What you need to do
Write out the full set of records below exactly.

[Data records]
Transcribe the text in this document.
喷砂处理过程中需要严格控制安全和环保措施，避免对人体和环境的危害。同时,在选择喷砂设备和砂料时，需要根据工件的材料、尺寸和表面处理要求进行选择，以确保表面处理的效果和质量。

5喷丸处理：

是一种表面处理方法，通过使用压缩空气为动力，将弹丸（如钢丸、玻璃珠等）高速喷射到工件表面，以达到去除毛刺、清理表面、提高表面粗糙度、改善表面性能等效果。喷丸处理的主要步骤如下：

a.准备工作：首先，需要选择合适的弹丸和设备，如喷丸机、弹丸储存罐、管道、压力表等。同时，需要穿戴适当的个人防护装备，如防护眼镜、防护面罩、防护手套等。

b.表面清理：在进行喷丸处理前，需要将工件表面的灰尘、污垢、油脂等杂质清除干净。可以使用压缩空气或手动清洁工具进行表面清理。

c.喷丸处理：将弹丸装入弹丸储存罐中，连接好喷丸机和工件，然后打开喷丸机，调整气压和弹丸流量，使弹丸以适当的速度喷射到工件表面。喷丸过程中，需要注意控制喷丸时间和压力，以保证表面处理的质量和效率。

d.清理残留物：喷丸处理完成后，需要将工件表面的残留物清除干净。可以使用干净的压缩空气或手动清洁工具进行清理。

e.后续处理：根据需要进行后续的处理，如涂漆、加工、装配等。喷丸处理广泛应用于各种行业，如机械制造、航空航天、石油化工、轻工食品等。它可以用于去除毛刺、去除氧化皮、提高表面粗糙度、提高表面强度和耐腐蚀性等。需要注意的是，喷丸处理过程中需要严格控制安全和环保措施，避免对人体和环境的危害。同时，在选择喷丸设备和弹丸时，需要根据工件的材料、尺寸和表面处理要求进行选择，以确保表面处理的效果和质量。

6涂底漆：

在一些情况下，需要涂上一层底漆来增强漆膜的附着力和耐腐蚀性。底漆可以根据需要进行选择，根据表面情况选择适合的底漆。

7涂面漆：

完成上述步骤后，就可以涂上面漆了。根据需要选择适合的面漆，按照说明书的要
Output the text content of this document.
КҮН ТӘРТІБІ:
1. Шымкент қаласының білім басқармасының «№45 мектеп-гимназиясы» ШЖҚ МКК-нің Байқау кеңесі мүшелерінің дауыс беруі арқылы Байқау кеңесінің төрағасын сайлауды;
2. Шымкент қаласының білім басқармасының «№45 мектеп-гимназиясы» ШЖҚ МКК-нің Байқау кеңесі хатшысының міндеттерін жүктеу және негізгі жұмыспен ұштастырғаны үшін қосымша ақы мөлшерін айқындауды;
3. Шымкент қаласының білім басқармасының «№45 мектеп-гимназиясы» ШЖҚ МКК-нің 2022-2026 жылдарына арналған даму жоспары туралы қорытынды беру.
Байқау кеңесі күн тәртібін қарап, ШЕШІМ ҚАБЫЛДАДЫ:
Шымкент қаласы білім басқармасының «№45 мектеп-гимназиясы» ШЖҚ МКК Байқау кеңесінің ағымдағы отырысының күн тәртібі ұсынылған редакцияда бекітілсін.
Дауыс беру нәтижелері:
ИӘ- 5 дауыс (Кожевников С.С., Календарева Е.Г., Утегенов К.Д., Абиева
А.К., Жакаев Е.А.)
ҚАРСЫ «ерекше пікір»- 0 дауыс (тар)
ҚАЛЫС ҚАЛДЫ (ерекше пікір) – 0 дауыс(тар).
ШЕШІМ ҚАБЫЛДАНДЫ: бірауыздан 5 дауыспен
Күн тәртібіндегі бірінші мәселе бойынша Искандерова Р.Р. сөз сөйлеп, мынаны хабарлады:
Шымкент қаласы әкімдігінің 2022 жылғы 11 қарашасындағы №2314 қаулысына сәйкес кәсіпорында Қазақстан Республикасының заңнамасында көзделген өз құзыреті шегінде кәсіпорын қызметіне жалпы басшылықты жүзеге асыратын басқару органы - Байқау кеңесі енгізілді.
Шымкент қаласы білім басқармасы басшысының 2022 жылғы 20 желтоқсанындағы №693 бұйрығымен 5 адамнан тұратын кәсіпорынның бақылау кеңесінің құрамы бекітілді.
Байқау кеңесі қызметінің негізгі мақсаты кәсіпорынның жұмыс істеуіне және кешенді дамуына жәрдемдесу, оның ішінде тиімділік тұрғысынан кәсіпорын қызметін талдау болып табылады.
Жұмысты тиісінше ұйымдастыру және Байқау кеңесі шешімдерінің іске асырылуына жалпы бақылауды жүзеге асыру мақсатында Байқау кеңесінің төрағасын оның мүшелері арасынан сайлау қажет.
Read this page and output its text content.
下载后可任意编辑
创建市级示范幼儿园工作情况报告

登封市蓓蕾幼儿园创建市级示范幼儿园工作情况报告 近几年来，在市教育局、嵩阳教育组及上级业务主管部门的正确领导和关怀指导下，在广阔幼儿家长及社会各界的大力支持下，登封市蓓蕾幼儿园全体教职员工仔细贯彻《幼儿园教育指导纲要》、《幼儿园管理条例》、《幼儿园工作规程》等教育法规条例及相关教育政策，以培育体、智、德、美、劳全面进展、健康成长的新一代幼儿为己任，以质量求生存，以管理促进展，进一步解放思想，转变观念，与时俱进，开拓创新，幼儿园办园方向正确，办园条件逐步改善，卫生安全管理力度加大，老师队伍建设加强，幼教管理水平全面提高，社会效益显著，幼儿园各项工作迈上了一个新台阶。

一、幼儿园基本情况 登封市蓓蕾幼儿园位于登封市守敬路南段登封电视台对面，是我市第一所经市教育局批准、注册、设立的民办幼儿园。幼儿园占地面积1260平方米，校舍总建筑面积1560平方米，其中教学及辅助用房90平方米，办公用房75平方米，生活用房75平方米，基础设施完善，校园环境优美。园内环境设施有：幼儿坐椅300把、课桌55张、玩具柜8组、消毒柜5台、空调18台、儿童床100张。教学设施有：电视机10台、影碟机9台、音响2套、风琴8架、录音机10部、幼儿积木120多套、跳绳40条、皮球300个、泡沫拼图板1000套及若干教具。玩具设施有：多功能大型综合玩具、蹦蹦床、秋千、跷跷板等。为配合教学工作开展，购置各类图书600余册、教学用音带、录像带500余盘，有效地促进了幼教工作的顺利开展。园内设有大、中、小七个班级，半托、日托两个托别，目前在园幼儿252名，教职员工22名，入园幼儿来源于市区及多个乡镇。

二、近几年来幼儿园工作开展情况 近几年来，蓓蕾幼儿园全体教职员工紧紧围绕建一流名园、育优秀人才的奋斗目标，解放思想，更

Complete response
Transcribe the text in this document.
喷砂处理过程中需要严格控制安全和环保措施，避免对人体和环境的危害。同时,在选择喷砂设备和砂料时，需要根据工件的材料、尺寸和表面处理要求进行选择，以确保表面处理的效果和质量。

5喷丸处理：

是一种表面处理方法，通过使用压缩空气为动力，将弹丸（如钢丸、玻璃珠等）高速喷射到工件表面，以达到去除毛刺、清理表面、提高表面粗糙度、改善表面性能等效果。喷丸处理的主要步骤如下：

a.准备工作：首先，需要选择合适的弹丸和设备，如喷丸机、弹丸储存罐、管道、压力表等。同时，需要穿戴适当的个人防护装备，如防护眼镜、防护面罩、防护手套等。

b.表面清理：在进行喷丸处理前，需要将工件表面的灰尘、污垢、油脂等杂质清除干净。可以使用压缩空气或手动清洁工具进行表面清理。

c.喷丸处理：将弹丸装入弹丸储存罐中，连接好喷丸机和工件，然后打开喷丸机，调整气压和弹丸流量，使弹丸以适当的速度喷射到工件表面。喷丸过程中，需要注意控制喷丸时间和压力，以保证表面处理的质量和效率。

d.清理残留物：喷丸处理完成后，需要将工件表面的残留物清除干净。可以使用干净的压缩空气或手动清洁工具进行清理。

e.后续处理：根据需要进行后续的处理，如涂漆、加工、装配等。喷丸处理广泛应用于各种行业，如机械制造、航空航天、石油化工、轻工食品等。它可以用于去除毛刺、去除氧化皮、提高表面粗糙度、提高表面强度和耐腐蚀性等。需要注意的是，喷丸处理过程中需要严格控制安全和环保措施，避免对人体和环境的危害。同时，在选择喷丸设备和弹丸时，需要根据工件的材料、尺寸和表面处理要求进行选择，以确保表面处理的效果和质量。

6涂底漆：

在一些情况下，需要涂上一层底漆来增强漆膜的附着力和耐腐蚀性。底漆可以根据需要进行选择，根据表面情况选择适合的底漆。

7涂面漆：

完成上述步骤后，就可以涂上面漆了。根据需要选择适合的面漆，按照说明书的要
Output the text content of this document.
КҮН ТӘРТІБІ:
1. Шымкент қаласының білім басқармасының «№45 мектеп-гимназиясы» ШЖҚ МКК-нің Байқау кеңесі мүшелерінің дауыс беруі арқылы Байқау кеңесінің төрағасын сайлауды;
2. Шымкент қаласының білім басқармасының «№45 мектеп-гимназиясы» ШЖҚ МКК-нің Байқау кеңесі хатшысының міндеттерін жүктеу және негізгі жұмыспен ұштастырғаны үшін қосымша ақы мөлшерін айқындауды;
3. Шымкент қаласының білім басқармасының «№45 мектеп-гимназиясы» ШЖҚ МКК-нің 2022-2026 жылдарына арналған даму жоспары туралы қорытынды беру.
Байқау кеңесі күн тәртібін қарап, ШЕШІМ ҚАБЫЛДАДЫ:
Шымкент қаласы білім басқармасының «№45 мектеп-гимназиясы» ШЖҚ МКК Байқау кеңесінің ағымдағы отырысының күн тәртібі ұсынылған редакцияда бекітілсін.
Дауыс беру нәтижелері:
ИӘ- 5 дауыс (Кожевников С.С., Календарева Е.Г., Утегенов К.Д., Абиева
А.К., Жакаев Е.А.)
ҚАРСЫ «ерекше пікір»- 0 дауыс (тар)
ҚАЛЫС ҚАЛДЫ (ерекше пікір) – 0 дауыс(тар).
ШЕШІМ ҚАБЫЛДАНДЫ: бірауыздан 5 дауыспен
Күн тәртібіндегі бірінші мәселе бойынша Искандерова Р.Р. сөз сөйлеп, мынаны хабарлады:
Шымкент қаласы әкімдігінің 2022 жылғы 11 қарашасындағы №2314 қаулысына сәйкес кәсіпорында Қазақстан Республикасының заңнамасында көзделген өз құзыреті шегінде кәсіпорын қызметіне жалпы басшылықты жүзеге асыратын басқару органы - Байқау кеңесі енгізілді.
Шымкент қаласы білім басқармасы басшысының 2022 жылғы 20 желтоқсанындағы №693 бұйрығымен 5 адамнан тұратын кәсіпорынның бақылау кеңесінің құрамы бекітілді.
Байқау кеңесі қызметінің негізгі мақсаты кәсіпорынның жұмыс істеуіне және кешенді дамуына жәрдемдесу, оның ішінде тиімділік тұрғысынан кәсіпорын қызметін талдау болып табылады.
Жұмысты тиісінше ұйымдастыру және Байқау кеңесі шешімдерінің іске асырылуына жалпы бақылауды жүзеге асыру мақсатында Байқау кеңесінің төрағасын оның мүшелері арасынан сайлау қажет.
Read this page and output its text content.
下载后可任意编辑
创建市级示范幼儿园工作情况报告

登封市蓓蕾幼儿园创建市级示范幼儿园工作情况报告 近几年来，在市教育局、嵩阳教育组及上级业务主管部门的正确领导和关怀指导下，在广阔幼儿家长及社会各界的大力支持下，登封市蓓蕾幼儿园全体教职员工仔细贯彻《幼儿园教育指导纲要》、《幼儿园管理条例》、《幼儿园工作规程》等教育法规条例及相关教育政策，以培育体、智、德、美、劳全面进展、健康成长的新一代幼儿为己任，以质量求生存，以管理促进展，进一步解放思想，转变观念，与时俱进，开拓创新，幼儿园办园方向正确，办园条件逐步改善，卫生安全管理力度加大，老师队伍建设加强，幼教管理水平全面提高，社会效益显著，幼儿园各项工作迈上了一个新台阶。

一、幼儿园基本情况 登封市蓓蕾幼儿园位于登封市守敬路南段登封电视台对面，是我市第一所经市教育局批准、注册、设立的民办幼儿园。幼儿园占地面积1260平方米，校舍总建筑面积1560平方米，其中教学及辅助用房90平方米，办公用房75平方米，生活用房75平方米，基础设施完善，校园环境优美。园内环境设施有：幼儿坐椅300把、课桌55张、玩具柜8组、消毒柜5台、空调18台、儿童床100张。教学设施有：电视机10台、影碟机9台、音响2套、风琴8架、录音机10部、幼儿积木120多套、跳绳40条、皮球300个、泡沫拼图板1000套及若干教具。玩具设施有：多功能大型综合玩具、蹦蹦床、秋千、跷跷板等。为配合教学工作开展，购置各类图书600余册、教学用音带、录像带500余盘，有效地促进了幼教工作的顺利开展。园内设有大、中、小七个班级，半托、日托两个托别，目前在园幼儿252名，教职员工22名，入园幼儿来源于市区及多个乡镇。

二、近几年来幼儿园工作开展情况 近几年来，蓓蕾幼儿园全体教职员工紧紧围绕建一流名园、育优秀人才的奋斗目标，解放思想，更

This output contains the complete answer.